━━━━━ RECORDS SHOWN ━━━━━
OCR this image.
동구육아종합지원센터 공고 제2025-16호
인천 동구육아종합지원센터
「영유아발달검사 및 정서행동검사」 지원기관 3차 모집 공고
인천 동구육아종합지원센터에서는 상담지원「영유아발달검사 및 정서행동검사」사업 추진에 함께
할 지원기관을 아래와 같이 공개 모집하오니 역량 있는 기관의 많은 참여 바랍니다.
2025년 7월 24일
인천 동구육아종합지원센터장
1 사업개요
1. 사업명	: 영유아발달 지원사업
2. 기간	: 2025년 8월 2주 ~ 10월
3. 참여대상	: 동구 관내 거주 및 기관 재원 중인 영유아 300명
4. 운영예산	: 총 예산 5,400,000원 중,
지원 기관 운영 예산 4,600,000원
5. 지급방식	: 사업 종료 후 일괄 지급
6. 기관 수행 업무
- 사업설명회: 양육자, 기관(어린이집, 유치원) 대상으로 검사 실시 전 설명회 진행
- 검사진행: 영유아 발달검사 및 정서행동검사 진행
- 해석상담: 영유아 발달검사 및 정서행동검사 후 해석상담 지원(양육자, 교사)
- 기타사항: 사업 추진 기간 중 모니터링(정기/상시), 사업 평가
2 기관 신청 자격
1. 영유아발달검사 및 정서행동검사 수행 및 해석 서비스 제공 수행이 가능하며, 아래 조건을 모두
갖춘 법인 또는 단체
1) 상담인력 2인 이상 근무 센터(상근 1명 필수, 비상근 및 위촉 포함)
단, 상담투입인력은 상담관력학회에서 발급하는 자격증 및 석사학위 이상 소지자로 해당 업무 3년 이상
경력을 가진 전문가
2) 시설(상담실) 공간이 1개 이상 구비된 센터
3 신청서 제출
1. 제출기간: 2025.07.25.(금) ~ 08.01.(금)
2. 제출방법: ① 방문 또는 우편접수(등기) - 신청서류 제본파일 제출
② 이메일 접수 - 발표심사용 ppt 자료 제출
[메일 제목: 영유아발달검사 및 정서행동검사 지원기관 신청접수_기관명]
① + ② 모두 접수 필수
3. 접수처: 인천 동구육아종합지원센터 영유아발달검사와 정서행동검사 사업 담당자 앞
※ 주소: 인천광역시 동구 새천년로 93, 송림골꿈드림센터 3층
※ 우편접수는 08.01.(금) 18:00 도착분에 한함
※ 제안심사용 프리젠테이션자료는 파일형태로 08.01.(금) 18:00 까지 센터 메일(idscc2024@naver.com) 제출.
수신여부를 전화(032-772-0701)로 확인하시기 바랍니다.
━━━━━
■ WORK TO DO:
Your task is to repeat the data exactly; please include every line.

■ OUTPUT OF THE EXERCISE:
OCR this image.
동구육아종합지원센터 공고 제2025-16호
인천 동구육아종합지원센터
「영유아발달검사 및 정서행동검사」 지원기관 3차 모집 공고
인천 동구육아종합지원센터에서는 상담지원「영유아발달검사 및 정서행동검사」사업 추진에 함께
할 지원기관을 아래와 같이 공개 모집하오니 역량 있는 기관의 많은 참여 바랍니다.
2025년 7월 24일
인천 동구육아종합지원센터장
1 사업개요
1. 사업명	: 영유아발달 지원사업
2. 기간	: 2025년 8월 2주 ~ 10월
3. 참여대상	: 동구 관내 거주 및 기관 재원 중인 영유아 300명
4. 운영예산	: 총 예산 5,400,000원 중,
지원 기관 운영 예산 4,600,000원
5. 지급방식	: 사업 종료 후 일괄 지급
6. 기관 수행 업무
- 사업설명회: 양육자, 기관(어린이집, 유치원) 대상으로 검사 실시 전 설명회 진행
- 검사진행: 영유아 발달검사 및 정서행동검사 진행
- 해석상담: 영유아 발달검사 및 정서행동검사 후 해석상담 지원(양육자, 교사)
- 기타사항: 사업 추진 기간 중 모니터링(정기/상시), 사업 평가
2 기관 신청 자격
1. 영유아발달검사 및 정서행동검사 수행 및 해석 서비스 제공 수행이 가능하며, 아래 조건을 모두
갖춘 법인 또는 단체
1) 상담인력 2인 이상 근무 센터(상근 1명 필수, 비상근 및 위촉 포함)
단, 상담투입인력은 상담관력학회에서 발급하는 자격증 및 석사학위 이상 소지자로 해당 업무 3년 이상
경력을 가진 전문가
2) 시설(상담실) 공간이 1개 이상 구비된 센터
3 신청서 제출
1. 제출기간: 2025.07.25.(금) ~ 08.01.(금)
2. 제출방법: ① 방문 또는 우편접수(등기) - 신청서류 제본파일 제출
② 이메일 접수 - 발표심사용 ppt 자료 제출
[메일 제목: 영유아발달검사 및 정서행동검사 지원기관 신청접수_기관명]
① + ② 모두 접수 필수
3. 접수처: 인천 동구육아종합지원센터 영유아발달검사와 정서행동검사 사업 담당자 앞
※ 주소: 인천광역시 동구 새천년로 93, 송림골꿈드림센터 3층
※ 우편접수는 08.01.(금) 18:00 도착분에 한함
※ 제안심사용 프리젠테이션자료는 파일형태로 08.01.(금) 18:00 까지 센터 메일(idscc2024@naver.com) 제출.
수신여부를 전화(032-772-0701)로 확인하시기 바랍니다.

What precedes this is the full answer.